■ **Records from a dataset**
(begin)

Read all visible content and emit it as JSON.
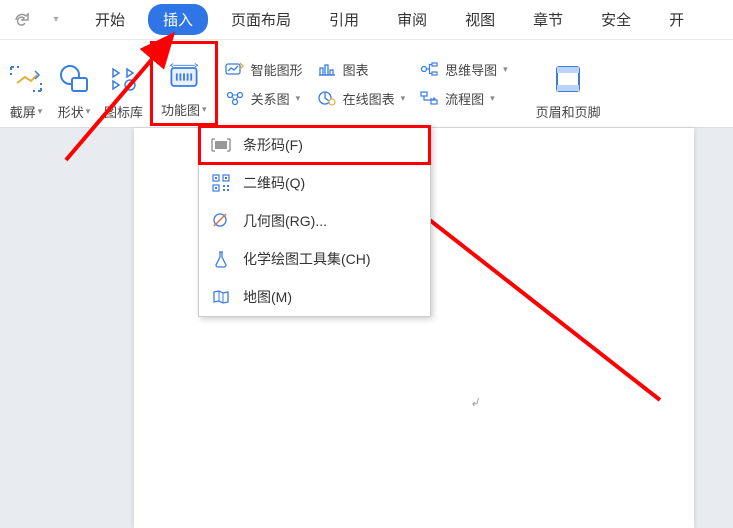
{
  "tabs": {
    "start": "开始",
    "insert": "插入",
    "pagelayout": "页面布局",
    "reference": "引用",
    "review": "审阅",
    "view": "视图",
    "chapter": "章节",
    "security": "安全",
    "feature": "开"
  },
  "ribbon": {
    "screenshot": "截屏",
    "shape": "形状",
    "iconlib": "图标库",
    "funcimg": "功能图",
    "smartgraphic": "智能图形",
    "relation": "关系图",
    "chart": "图表",
    "onlinechart": "在线图表",
    "mindmap": "思维导图",
    "flowchart": "流程图",
    "headerfooter": "页眉和页脚"
  },
  "dropdown": {
    "items": [
      {
        "label": "条形码(F)",
        "icon": "barcode-icon"
      },
      {
        "label": "二维码(Q)",
        "icon": "qrcode-icon"
      },
      {
        "label": "几何图(RG)...",
        "icon": "geometry-icon"
      },
      {
        "label": "化学绘图工具集(CH)",
        "icon": "chemistry-icon"
      },
      {
        "label": "地图(M)",
        "icon": "map-icon"
      }
    ]
  },
  "colors": {
    "accent": "#3075e6",
    "highlight": "#ff0000"
  }
}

(end)

■ **Problem to solve**
Copy every record above exactly, leaving out the pictures.

■ **Output for this exercise**
Read all visible content and emit it as JSON.
{
  "tabs": {
    "start": "开始",
    "insert": "插入",
    "pagelayout": "页面布局",
    "reference": "引用",
    "review": "审阅",
    "view": "视图",
    "chapter": "章节",
    "security": "安全",
    "feature": "开"
  },
  "ribbon": {
    "screenshot": "截屏",
    "shape": "形状",
    "iconlib": "图标库",
    "funcimg": "功能图",
    "smartgraphic": "智能图形",
    "relation": "关系图",
    "chart": "图表",
    "onlinechart": "在线图表",
    "mindmap": "思维导图",
    "flowchart": "流程图",
    "headerfooter": "页眉和页脚"
  },
  "dropdown": {
    "items": [
      {
        "label": "条形码(F)",
        "icon": "barcode-icon"
      },
      {
        "label": "二维码(Q)",
        "icon": "qrcode-icon"
      },
      {
        "label": "几何图(RG)...",
        "icon": "geometry-icon"
      },
      {
        "label": "化学绘图工具集(CH)",
        "icon": "chemistry-icon"
      },
      {
        "label": "地图(M)",
        "icon": "map-icon"
      }
    ]
  },
  "colors": {
    "accent": "#3075e6",
    "highlight": "#ff0000"
  }
}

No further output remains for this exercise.